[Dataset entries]
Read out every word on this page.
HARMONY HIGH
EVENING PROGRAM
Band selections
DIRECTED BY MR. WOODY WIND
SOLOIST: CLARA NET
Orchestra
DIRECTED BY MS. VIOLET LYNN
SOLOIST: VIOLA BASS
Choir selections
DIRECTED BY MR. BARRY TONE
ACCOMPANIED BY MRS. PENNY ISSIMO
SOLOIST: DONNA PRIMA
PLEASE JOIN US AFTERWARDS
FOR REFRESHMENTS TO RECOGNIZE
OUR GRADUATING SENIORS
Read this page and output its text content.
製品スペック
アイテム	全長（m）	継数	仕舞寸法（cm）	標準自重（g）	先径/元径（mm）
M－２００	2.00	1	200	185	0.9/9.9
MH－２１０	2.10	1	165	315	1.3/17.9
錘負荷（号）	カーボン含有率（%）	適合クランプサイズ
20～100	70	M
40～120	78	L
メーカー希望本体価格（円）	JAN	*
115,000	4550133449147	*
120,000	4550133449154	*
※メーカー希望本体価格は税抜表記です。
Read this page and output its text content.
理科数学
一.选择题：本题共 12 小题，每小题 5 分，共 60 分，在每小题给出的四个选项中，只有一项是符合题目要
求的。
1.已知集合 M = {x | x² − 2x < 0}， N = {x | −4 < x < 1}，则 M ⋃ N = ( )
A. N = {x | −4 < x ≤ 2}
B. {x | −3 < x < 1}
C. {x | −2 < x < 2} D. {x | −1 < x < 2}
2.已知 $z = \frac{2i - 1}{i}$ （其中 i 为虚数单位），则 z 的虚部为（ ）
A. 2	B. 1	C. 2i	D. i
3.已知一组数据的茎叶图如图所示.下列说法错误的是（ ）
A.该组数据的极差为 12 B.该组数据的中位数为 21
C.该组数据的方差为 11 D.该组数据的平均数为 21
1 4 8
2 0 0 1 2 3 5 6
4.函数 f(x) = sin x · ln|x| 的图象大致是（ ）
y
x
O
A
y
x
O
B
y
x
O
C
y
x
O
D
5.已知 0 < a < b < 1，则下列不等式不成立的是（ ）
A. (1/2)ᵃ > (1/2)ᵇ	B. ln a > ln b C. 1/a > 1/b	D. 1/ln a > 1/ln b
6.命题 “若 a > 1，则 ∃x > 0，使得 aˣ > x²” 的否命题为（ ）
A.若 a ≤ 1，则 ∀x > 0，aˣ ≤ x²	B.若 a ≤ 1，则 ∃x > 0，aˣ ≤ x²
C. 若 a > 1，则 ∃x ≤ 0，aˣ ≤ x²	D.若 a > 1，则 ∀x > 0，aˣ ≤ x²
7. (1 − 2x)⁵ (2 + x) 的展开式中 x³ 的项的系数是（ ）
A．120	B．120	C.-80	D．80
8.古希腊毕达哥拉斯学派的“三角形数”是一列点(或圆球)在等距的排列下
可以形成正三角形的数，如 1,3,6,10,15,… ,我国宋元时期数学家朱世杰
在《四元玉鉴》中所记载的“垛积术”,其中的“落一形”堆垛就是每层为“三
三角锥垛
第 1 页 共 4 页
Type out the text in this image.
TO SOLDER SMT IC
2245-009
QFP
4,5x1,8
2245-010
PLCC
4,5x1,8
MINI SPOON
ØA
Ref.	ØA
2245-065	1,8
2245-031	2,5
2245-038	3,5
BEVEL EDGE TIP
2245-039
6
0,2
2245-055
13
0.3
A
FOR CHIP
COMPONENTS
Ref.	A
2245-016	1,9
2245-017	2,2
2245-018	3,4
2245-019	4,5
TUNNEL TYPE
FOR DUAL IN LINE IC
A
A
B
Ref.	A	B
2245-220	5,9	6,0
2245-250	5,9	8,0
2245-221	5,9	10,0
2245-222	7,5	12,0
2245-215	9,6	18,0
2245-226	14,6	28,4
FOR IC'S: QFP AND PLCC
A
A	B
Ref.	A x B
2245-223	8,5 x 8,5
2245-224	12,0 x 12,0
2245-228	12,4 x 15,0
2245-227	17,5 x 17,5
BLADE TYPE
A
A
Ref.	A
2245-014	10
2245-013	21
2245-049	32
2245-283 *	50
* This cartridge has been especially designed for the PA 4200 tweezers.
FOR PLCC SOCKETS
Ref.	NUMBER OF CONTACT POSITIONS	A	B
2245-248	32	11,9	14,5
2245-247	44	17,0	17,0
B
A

▸ **What the exercise asks**
Transcribe the full listing above without leaving anything out.

▸ **The reply**
Read out every word on this page.
HARMONY HIGH
EVENING PROGRAM
Band selections
DIRECTED BY MR. WOODY WIND
SOLOIST: CLARA NET
Orchestra
DIRECTED BY MS. VIOLET LYNN
SOLOIST: VIOLA BASS
Choir selections
DIRECTED BY MR. BARRY TONE
ACCOMPANIED BY MRS. PENNY ISSIMO
SOLOIST: DONNA PRIMA
PLEASE JOIN US AFTERWARDS
FOR REFRESHMENTS TO RECOGNIZE
OUR GRADUATING SENIORS
Read this page and output its text content.
製品スペック
アイテム	全長（m）	継数	仕舞寸法（cm）	標準自重（g）	先径/元径（mm）
M－２００	2.00	1	200	185	0.9/9.9
MH－２１０	2.10	1	165	315	1.3/17.9
錘負荷（号）	カーボン含有率（%）	適合クランプサイズ
20～100	70	M
40～120	78	L
メーカー希望本体価格（円）	JAN	*
115,000	4550133449147	*
120,000	4550133449154	*
※メーカー希望本体価格は税抜表記です。
Read this page and output its text content.
理科数学
一.选择题：本题共 12 小题，每小题 5 分，共 60 分，在每小题给出的四个选项中，只有一项是符合题目要
求的。
1.已知集合 M = {x | x² − 2x < 0}， N = {x | −4 < x < 1}，则 M ⋃ N = ( )
A. N = {x | −4 < x ≤ 2}
B. {x | −3 < x < 1}
C. {x | −2 < x < 2} D. {x | −1 < x < 2}
2.已知 $z = \frac{2i - 1}{i}$ （其中 i 为虚数单位），则 z 的虚部为（ ）
A. 2	B. 1	C. 2i	D. i
3.已知一组数据的茎叶图如图所示.下列说法错误的是（ ）
A.该组数据的极差为 12 B.该组数据的中位数为 21
C.该组数据的方差为 11 D.该组数据的平均数为 21
1 4 8
2 0 0 1 2 3 5 6
4.函数 f(x) = sin x · ln|x| 的图象大致是（ ）
y
x
O
A
y
x
O
B
y
x
O
C
y
x
O
D
5.已知 0 < a < b < 1，则下列不等式不成立的是（ ）
A. (1/2)ᵃ > (1/2)ᵇ	B. ln a > ln b C. 1/a > 1/b	D. 1/ln a > 1/ln b
6.命题 “若 a > 1，则 ∃x > 0，使得 aˣ > x²” 的否命题为（ ）
A.若 a ≤ 1，则 ∀x > 0，aˣ ≤ x²	B.若 a ≤ 1，则 ∃x > 0，aˣ ≤ x²
C. 若 a > 1，则 ∃x ≤ 0，aˣ ≤ x²	D.若 a > 1，则 ∀x > 0，aˣ ≤ x²
7. (1 − 2x)⁵ (2 + x) 的展开式中 x³ 的项的系数是（ ）
A．120	B．120	C.-80	D．80
8.古希腊毕达哥拉斯学派的“三角形数”是一列点(或圆球)在等距的排列下
可以形成正三角形的数，如 1,3,6,10,15,… ,我国宋元时期数学家朱世杰
在《四元玉鉴》中所记载的“垛积术”,其中的“落一形”堆垛就是每层为“三
三角锥垛
第 1 页 共 4 页
Type out the text in this image.
TO SOLDER SMT IC
2245-009
QFP
4,5x1,8
2245-010
PLCC
4,5x1,8
MINI SPOON
ØA
Ref.	ØA
2245-065	1,8
2245-031	2,5
2245-038	3,5
BEVEL EDGE TIP
2245-039
6
0,2
2245-055
13
0.3
A
FOR CHIP
COMPONENTS
Ref.	A
2245-016	1,9
2245-017	2,2
2245-018	3,4
2245-019	4,5
TUNNEL TYPE
FOR DUAL IN LINE IC
A
A
B
Ref.	A	B
2245-220	5,9	6,0
2245-250	5,9	8,0
2245-221	5,9	10,0
2245-222	7,5	12,0
2245-215	9,6	18,0
2245-226	14,6	28,4
FOR IC'S: QFP AND PLCC
A
A	B
Ref.	A x B
2245-223	8,5 x 8,5
2245-224	12,0 x 12,0
2245-228	12,4 x 15,0
2245-227	17,5 x 17,5
BLADE TYPE
A
A
Ref.	A
2245-014	10
2245-013	21
2245-049	32
2245-283 *	50
* This cartridge has been especially designed for the PA 4200 tweezers.
FOR PLCC SOCKETS
Ref.	NUMBER OF CONTACT POSITIONS	A	B
2245-248	32	11,9	14,5
2245-247	44	17,0	17,0
B
A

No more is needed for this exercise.